• Given records:
__________________________________________________

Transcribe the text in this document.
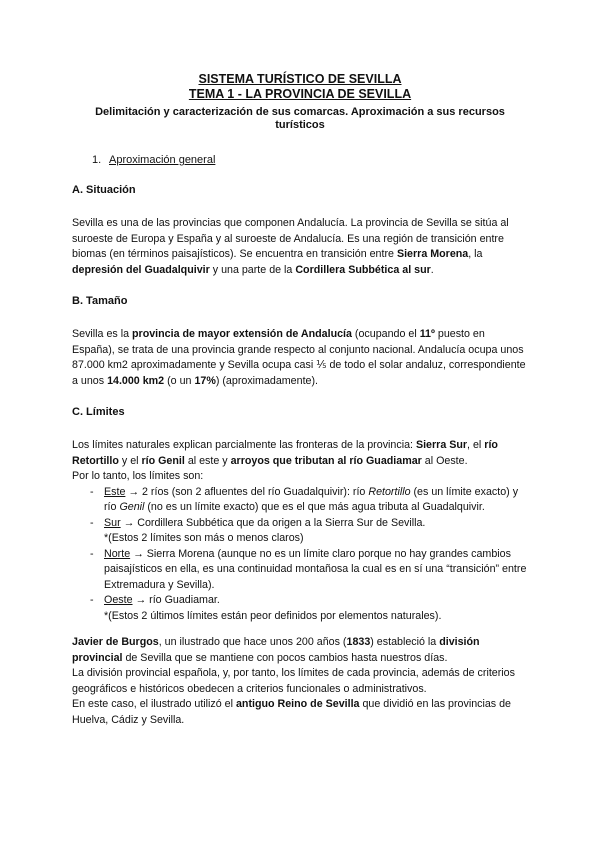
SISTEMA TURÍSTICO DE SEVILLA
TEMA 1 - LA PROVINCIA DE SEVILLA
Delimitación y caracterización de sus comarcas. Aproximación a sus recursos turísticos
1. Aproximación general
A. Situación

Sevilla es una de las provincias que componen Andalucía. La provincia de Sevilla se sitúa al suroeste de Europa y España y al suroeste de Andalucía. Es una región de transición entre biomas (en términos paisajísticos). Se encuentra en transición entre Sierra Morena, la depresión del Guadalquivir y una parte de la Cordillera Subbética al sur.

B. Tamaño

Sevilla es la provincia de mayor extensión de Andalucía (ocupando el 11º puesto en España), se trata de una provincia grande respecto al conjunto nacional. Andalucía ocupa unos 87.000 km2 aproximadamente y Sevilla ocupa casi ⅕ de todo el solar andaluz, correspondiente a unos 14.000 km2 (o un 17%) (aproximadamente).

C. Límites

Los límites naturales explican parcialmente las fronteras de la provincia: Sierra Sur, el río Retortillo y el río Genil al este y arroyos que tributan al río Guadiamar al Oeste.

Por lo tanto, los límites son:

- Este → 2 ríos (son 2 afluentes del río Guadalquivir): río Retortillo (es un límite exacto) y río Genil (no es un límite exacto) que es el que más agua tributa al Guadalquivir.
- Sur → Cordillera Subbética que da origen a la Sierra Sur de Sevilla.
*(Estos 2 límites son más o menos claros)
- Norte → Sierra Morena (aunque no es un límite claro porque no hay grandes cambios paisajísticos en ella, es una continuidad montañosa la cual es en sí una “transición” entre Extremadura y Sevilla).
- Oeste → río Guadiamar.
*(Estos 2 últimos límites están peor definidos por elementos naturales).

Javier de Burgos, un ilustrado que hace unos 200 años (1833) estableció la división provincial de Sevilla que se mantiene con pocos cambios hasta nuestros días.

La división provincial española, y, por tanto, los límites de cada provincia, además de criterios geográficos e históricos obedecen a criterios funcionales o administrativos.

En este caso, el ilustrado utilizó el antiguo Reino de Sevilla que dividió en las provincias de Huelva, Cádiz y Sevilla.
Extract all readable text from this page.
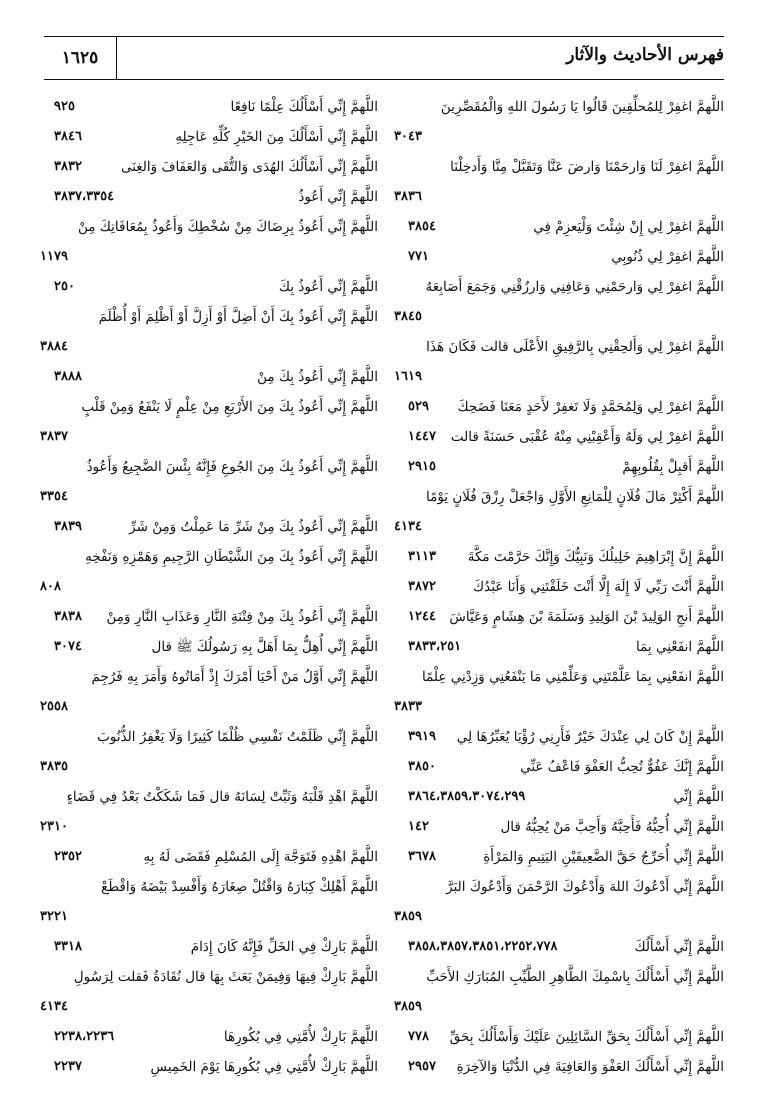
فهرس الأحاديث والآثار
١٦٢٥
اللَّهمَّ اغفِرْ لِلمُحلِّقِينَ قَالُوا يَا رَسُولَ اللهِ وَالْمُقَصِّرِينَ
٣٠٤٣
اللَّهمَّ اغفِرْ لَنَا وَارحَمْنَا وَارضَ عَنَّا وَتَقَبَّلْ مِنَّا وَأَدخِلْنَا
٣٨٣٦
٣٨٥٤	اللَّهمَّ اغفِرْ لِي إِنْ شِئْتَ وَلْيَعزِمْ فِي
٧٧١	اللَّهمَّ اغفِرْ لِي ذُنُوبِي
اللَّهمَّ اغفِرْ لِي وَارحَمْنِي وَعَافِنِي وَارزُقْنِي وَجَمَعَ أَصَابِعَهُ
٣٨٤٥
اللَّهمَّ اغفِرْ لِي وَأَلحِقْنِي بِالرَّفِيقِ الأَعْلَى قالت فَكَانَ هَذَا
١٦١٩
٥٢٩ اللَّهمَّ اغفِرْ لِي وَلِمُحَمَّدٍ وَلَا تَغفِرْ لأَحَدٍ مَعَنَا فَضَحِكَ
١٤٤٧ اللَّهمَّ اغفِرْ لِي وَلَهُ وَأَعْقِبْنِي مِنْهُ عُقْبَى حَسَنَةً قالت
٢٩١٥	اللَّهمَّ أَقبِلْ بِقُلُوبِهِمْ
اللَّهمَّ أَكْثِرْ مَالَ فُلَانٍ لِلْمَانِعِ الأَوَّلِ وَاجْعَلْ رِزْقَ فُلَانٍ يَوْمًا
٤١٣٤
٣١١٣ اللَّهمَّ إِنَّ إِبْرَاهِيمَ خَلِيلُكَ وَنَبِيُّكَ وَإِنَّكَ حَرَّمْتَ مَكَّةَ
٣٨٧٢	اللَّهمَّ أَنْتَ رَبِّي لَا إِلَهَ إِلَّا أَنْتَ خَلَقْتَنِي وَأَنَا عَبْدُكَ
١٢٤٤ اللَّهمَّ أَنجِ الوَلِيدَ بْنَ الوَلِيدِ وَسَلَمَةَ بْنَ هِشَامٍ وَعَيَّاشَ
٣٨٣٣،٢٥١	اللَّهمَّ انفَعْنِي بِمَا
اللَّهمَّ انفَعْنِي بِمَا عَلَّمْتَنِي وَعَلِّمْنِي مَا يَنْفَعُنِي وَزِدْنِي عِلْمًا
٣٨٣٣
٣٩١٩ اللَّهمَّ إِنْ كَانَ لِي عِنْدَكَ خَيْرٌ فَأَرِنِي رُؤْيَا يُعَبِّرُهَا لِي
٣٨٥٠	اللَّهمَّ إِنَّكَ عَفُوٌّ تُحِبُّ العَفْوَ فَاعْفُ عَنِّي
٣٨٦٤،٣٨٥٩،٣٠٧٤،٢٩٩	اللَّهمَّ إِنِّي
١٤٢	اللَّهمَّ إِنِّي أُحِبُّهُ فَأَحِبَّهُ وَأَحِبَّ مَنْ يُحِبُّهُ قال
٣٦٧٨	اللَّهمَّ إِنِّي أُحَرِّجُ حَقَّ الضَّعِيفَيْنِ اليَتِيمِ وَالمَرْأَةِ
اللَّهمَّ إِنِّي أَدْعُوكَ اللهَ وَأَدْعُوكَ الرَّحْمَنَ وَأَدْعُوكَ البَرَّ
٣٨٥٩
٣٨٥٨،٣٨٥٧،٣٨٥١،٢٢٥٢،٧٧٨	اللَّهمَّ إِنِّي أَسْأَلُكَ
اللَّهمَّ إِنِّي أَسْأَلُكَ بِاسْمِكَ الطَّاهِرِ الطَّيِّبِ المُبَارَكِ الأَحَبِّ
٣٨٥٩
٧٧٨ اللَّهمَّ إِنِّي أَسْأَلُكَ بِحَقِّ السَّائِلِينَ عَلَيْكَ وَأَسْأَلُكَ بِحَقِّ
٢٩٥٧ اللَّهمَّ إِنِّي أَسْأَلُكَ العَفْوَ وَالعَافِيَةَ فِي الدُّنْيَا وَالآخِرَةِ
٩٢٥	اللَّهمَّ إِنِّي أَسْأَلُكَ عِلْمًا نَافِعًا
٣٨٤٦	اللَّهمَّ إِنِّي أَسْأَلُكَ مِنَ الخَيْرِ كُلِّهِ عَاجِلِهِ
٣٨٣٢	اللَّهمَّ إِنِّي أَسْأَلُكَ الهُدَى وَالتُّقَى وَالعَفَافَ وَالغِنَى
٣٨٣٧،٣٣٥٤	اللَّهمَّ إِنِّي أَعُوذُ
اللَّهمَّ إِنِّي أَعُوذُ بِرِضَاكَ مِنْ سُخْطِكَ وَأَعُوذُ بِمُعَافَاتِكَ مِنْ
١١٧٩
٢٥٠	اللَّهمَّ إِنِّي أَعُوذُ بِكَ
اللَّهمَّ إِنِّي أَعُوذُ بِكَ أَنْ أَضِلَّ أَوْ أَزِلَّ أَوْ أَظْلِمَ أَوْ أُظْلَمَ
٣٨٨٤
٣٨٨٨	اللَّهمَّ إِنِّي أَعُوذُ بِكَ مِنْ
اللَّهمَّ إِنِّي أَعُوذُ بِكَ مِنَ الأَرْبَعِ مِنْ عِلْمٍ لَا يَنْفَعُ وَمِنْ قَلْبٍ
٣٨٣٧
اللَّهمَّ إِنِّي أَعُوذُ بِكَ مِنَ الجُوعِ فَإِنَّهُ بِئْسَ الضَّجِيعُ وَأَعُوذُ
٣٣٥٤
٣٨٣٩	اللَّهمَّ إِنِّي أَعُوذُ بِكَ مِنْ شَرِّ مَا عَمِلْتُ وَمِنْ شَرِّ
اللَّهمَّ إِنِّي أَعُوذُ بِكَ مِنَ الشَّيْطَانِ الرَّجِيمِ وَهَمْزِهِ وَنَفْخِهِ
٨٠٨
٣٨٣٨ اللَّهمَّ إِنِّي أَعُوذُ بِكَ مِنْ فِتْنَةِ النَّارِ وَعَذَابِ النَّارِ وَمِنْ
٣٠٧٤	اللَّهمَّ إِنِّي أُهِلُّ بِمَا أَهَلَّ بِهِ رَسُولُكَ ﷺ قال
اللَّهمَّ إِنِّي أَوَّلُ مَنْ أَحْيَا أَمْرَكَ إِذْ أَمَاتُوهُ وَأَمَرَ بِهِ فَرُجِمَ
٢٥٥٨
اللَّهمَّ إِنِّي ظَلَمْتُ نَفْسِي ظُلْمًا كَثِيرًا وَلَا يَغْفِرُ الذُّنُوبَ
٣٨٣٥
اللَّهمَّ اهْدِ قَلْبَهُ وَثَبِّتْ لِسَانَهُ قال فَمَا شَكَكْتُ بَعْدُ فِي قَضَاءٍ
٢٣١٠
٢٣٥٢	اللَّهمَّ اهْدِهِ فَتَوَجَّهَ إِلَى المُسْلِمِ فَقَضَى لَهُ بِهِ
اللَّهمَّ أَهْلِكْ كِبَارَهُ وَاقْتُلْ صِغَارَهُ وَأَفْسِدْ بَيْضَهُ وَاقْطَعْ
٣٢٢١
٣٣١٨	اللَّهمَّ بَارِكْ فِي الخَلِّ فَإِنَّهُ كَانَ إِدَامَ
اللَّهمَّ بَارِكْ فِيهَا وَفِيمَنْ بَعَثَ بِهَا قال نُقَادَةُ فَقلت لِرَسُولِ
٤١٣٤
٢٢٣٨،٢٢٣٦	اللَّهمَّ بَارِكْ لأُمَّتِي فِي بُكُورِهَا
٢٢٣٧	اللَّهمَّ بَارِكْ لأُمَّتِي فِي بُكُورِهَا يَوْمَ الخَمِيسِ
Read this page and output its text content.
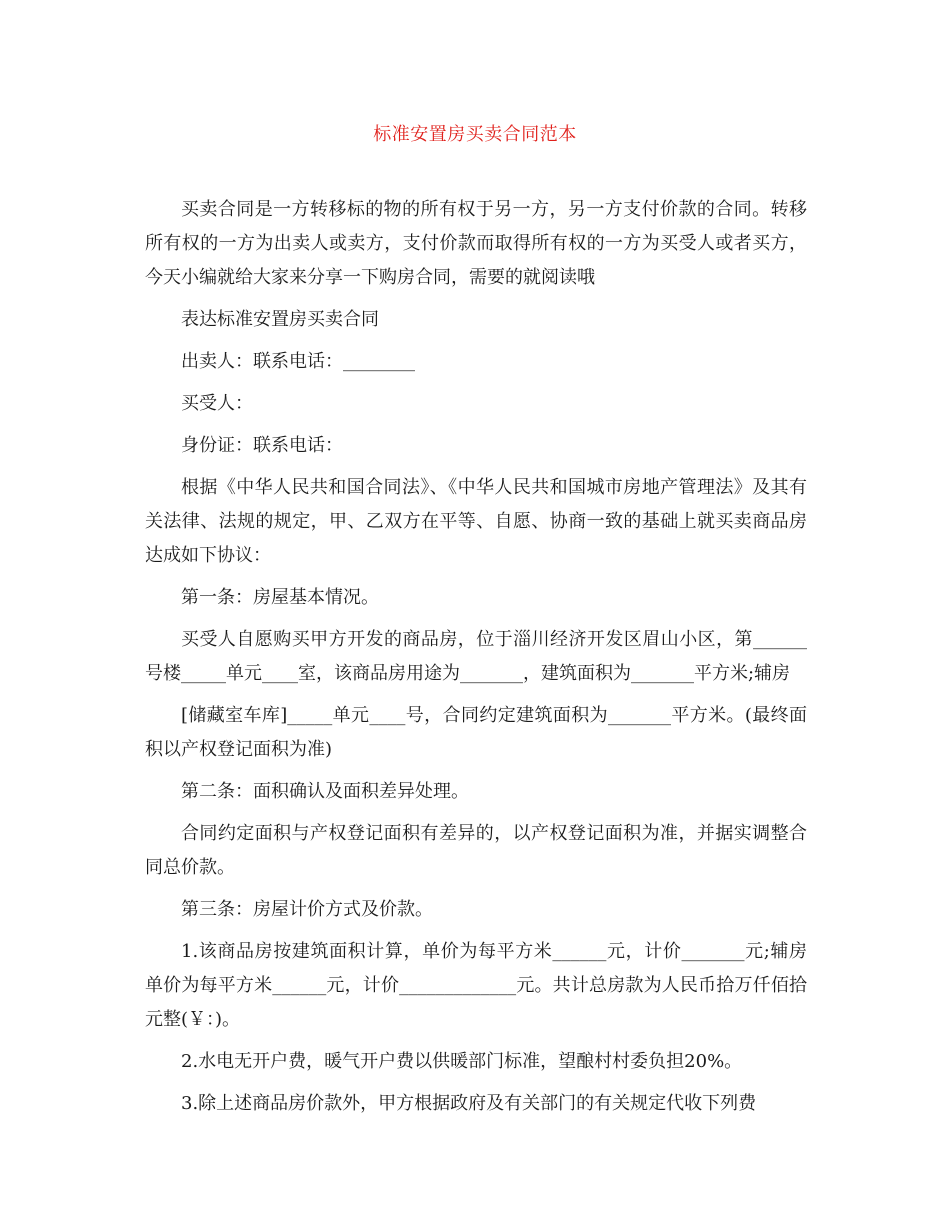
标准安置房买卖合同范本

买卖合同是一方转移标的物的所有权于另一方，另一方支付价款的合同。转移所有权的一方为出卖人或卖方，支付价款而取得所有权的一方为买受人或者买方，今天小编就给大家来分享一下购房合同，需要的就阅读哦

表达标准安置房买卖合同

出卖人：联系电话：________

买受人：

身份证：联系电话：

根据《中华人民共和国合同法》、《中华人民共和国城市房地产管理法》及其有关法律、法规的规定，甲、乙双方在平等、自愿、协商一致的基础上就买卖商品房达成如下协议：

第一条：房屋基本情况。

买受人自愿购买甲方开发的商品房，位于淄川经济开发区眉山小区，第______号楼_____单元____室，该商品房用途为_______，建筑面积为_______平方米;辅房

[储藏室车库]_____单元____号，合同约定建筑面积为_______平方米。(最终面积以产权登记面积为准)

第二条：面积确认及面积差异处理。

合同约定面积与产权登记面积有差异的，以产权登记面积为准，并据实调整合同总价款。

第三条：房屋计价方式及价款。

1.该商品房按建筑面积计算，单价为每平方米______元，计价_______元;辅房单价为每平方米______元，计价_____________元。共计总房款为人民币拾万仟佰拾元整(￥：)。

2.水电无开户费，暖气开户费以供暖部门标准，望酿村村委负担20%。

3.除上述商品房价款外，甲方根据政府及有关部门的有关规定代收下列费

__________________________________________________

• Task brief: Count how many lines of the material hold the string "provincial". Give the number and nothing more.

• Solution to this exercise: 2